----- Given data -----

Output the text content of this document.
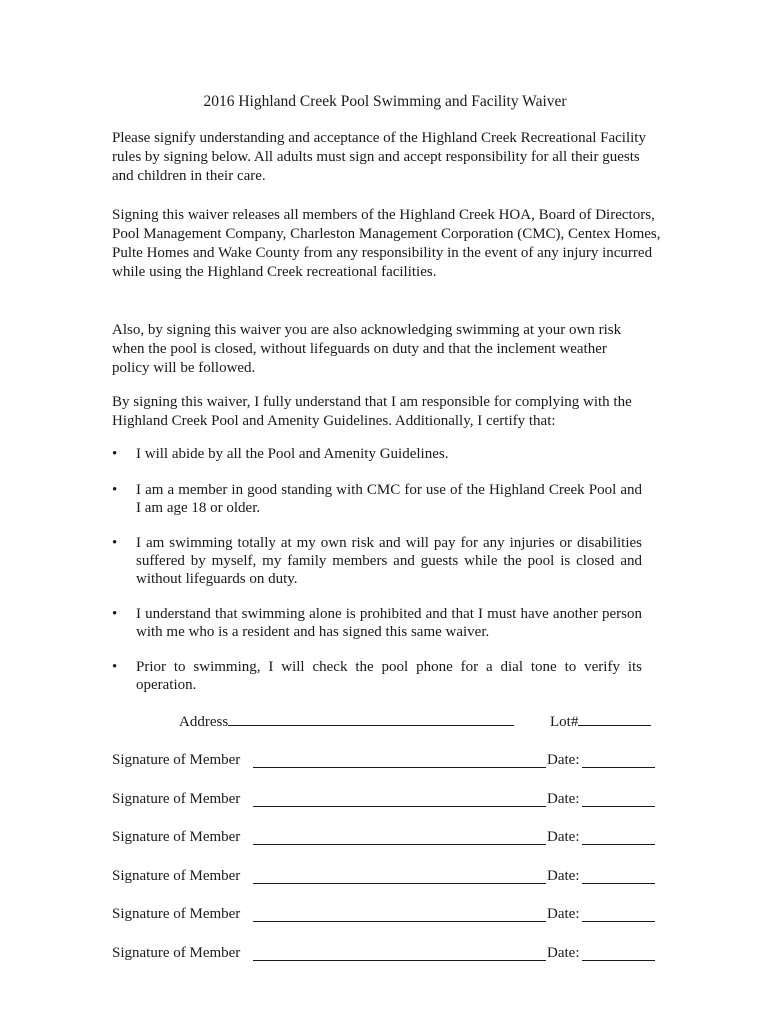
2016 Highland Creek Pool Swimming and Facility Waiver

Please signify understanding and acceptance of the Highland Creek Recreational Facility rules by signing below. All adults must sign and accept responsibility for all their guests and children in their care.

Signing this waiver releases all members of the Highland Creek HOA, Board of Directors, Pool Management Company, Charleston Management Corporation (CMC), Centex Homes, Pulte Homes and Wake County from any responsibility in the event of any injury incurred while using the Highland Creek recreational facilities.

Also, by signing this waiver you are also acknowledging swimming at your own risk when the pool is closed, without lifeguards on duty and that the inclement weather policy will be followed.

By signing this waiver, I fully understand that I am responsible for complying with the Highland Creek Pool and Amenity Guidelines. Additionally, I certify that:

• I will abide by all the Pool and Amenity Guidelines.
• I am a member in good standing with CMC for use of the Highland Creek Pool and I am age 18 or older.
• I am swimming totally at my own risk and will pay for any injuries or disabilities suffered by myself, my family members and guests while the pool is closed and without lifeguards on duty.
• I understand that swimming alone is prohibited and that I must have another person with me who is a resident and has signed this same waiver.
• Prior to swimming, I will check the pool phone for a dial tone to verify its operation.
Address	Lot#
Signature of Member	Date:
Signature of Member	Date:
Signature of Member	Date:
Signature of Member	Date:
Signature of Member	Date:
Signature of Member	Date:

-----

=== Exercise task ===
Exactly how many lines in the data above contain the word "Facility"? Respond with the number and nothing more.

=== Solution below ===
2